(What needs to be done): Will you write out all the entries below exactly?

(Given records):
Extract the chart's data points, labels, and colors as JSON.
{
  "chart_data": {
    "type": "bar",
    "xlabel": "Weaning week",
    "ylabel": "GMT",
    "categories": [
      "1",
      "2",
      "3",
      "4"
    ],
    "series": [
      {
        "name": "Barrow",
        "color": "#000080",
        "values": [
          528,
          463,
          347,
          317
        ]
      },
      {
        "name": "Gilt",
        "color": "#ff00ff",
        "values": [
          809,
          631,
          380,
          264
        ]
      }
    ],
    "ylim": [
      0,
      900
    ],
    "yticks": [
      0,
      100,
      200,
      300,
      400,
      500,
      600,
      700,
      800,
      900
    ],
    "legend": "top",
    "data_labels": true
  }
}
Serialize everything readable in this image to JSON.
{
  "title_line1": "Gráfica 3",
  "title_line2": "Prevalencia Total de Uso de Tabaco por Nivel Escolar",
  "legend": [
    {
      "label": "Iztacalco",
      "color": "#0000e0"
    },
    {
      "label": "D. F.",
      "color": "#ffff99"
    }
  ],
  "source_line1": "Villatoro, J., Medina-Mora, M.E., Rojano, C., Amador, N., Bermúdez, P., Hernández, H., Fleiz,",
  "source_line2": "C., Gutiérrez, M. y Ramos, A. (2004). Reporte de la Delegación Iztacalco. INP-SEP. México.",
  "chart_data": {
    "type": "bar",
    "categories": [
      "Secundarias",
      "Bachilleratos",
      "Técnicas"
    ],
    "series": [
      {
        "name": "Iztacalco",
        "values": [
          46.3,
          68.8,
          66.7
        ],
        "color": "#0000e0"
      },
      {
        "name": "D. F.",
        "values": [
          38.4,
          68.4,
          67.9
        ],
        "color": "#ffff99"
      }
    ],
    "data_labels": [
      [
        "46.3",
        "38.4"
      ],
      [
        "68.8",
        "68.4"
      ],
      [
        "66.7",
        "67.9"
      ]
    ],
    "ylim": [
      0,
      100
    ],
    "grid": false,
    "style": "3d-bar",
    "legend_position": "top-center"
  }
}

(Solution to the exercise):
Extract the chart's data points, labels, and colors as JSON.
{
  "chart_data": {
    "type": "bar",
    "xlabel": "Weaning week",
    "ylabel": "GMT",
    "categories": [
      "1",
      "2",
      "3",
      "4"
    ],
    "series": [
      {
        "name": "Barrow",
        "color": "#000080",
        "values": [
          528,
          463,
          347,
          317
        ]
      },
      {
        "name": "Gilt",
        "color": "#ff00ff",
        "values": [
          809,
          631,
          380,
          264
        ]
      }
    ],
    "ylim": [
      0,
      900
    ],
    "yticks": [
      0,
      100,
      200,
      300,
      400,
      500,
      600,
      700,
      800,
      900
    ],
    "legend": "top",
    "data_labels": true
  }
}
Serialize everything readable in this image to JSON.
{
  "title_line1": "Gráfica 3",
  "title_line2": "Prevalencia Total de Uso de Tabaco por Nivel Escolar",
  "legend": [
    {
      "label": "Iztacalco",
      "color": "#0000e0"
    },
    {
      "label": "D. F.",
      "color": "#ffff99"
    }
  ],
  "source_line1": "Villatoro, J., Medina-Mora, M.E., Rojano, C., Amador, N., Bermúdez, P., Hernández, H., Fleiz,",
  "source_line2": "C., Gutiérrez, M. y Ramos, A. (2004). Reporte de la Delegación Iztacalco. INP-SEP. México.",
  "chart_data": {
    "type": "bar",
    "categories": [
      "Secundarias",
      "Bachilleratos",
      "Técnicas"
    ],
    "series": [
      {
        "name": "Iztacalco",
        "values": [
          46.3,
          68.8,
          66.7
        ],
        "color": "#0000e0"
      },
      {
        "name": "D. F.",
        "values": [
          38.4,
          68.4,
          67.9
        ],
        "color": "#ffff99"
      }
    ],
    "data_labels": [
      [
        "46.3",
        "38.4"
      ],
      [
        "68.8",
        "68.4"
      ],
      [
        "66.7",
        "67.9"
      ]
    ],
    "ylim": [
      0,
      100
    ],
    "grid": false,
    "style": "3d-bar",
    "legend_position": "top-center"
  }
}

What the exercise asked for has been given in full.